-------- RECORDS SUPPLIED

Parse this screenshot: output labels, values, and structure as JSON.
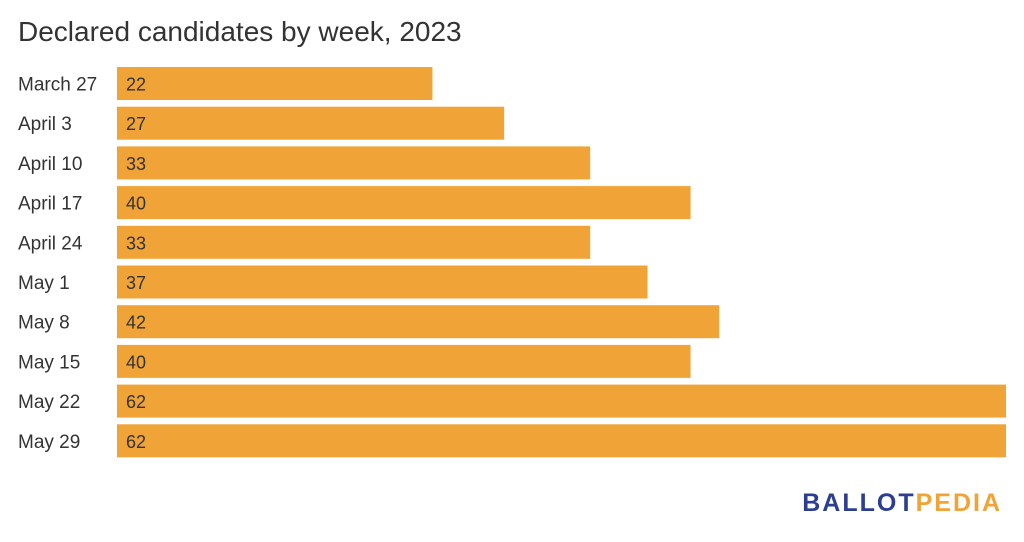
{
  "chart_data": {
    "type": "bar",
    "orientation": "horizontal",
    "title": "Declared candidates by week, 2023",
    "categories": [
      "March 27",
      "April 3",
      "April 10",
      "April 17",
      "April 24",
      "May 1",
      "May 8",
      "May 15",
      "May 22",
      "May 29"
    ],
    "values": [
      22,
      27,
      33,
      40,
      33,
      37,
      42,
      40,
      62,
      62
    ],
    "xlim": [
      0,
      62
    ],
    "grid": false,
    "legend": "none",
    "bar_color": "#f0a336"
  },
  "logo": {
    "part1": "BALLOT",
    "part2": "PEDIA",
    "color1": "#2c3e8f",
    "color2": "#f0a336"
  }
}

----------------
-------- RECORDS SUPPLIED

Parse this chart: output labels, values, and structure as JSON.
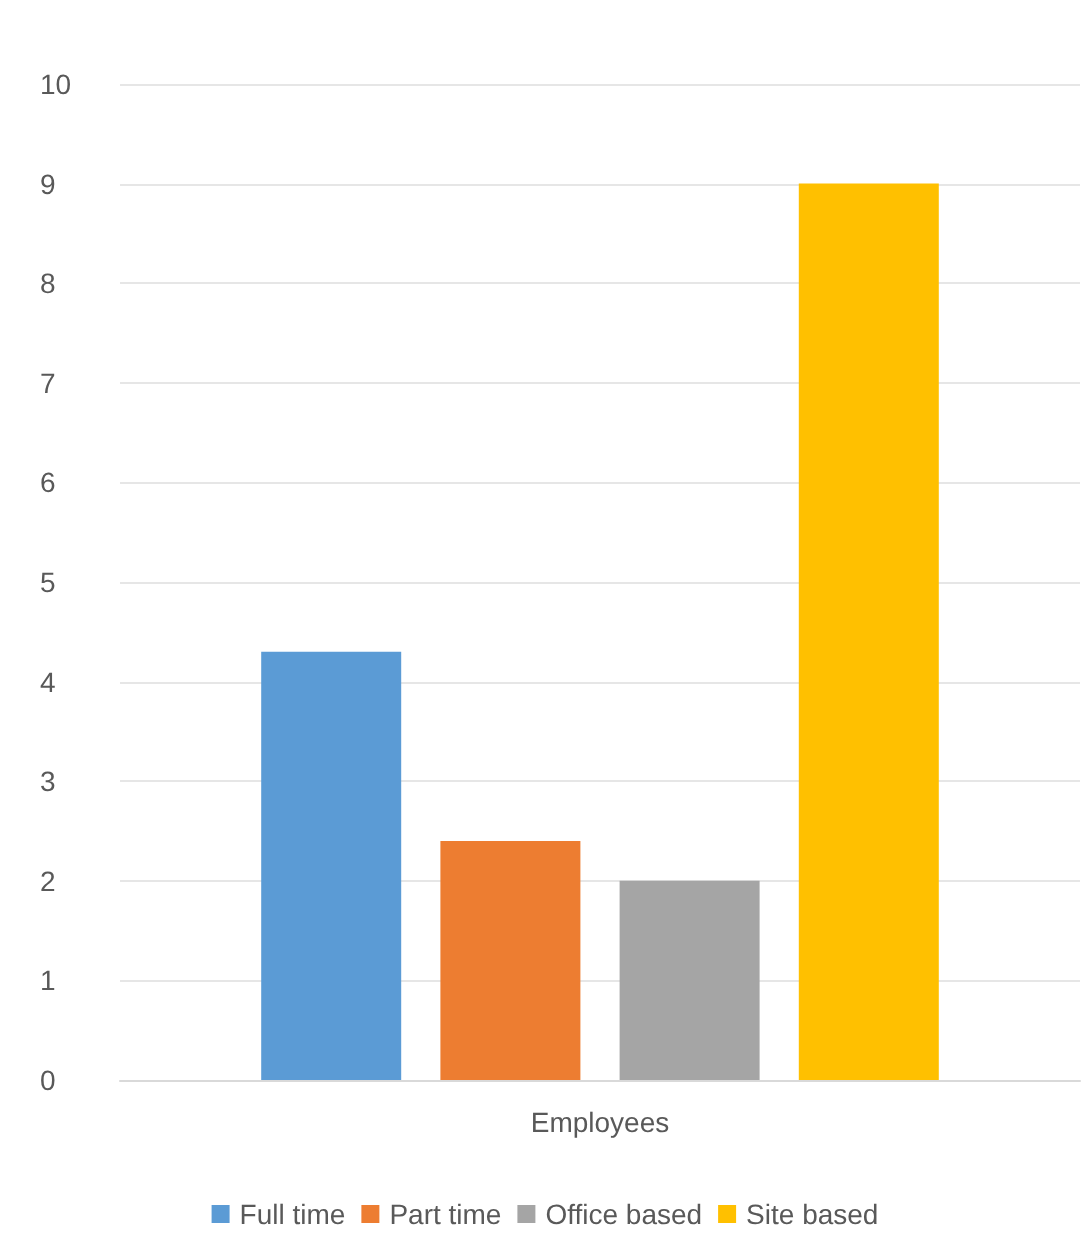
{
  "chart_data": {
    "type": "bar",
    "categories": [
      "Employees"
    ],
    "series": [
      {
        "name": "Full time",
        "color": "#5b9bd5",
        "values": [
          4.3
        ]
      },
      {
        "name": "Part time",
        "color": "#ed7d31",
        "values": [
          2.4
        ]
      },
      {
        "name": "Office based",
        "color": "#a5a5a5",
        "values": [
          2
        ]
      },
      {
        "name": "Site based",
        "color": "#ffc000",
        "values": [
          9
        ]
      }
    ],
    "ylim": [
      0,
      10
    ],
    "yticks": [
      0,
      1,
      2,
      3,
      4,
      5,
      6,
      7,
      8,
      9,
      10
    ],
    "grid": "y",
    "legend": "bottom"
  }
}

----------------

[CHALLENGE] Find each line that has the word "Parse", then copy it out.

[SOLVED PROBLEM]
Parse this screenshot: output labels, values, and structure as JSON.
Parse this chart: output labels, values, and structure as JSON.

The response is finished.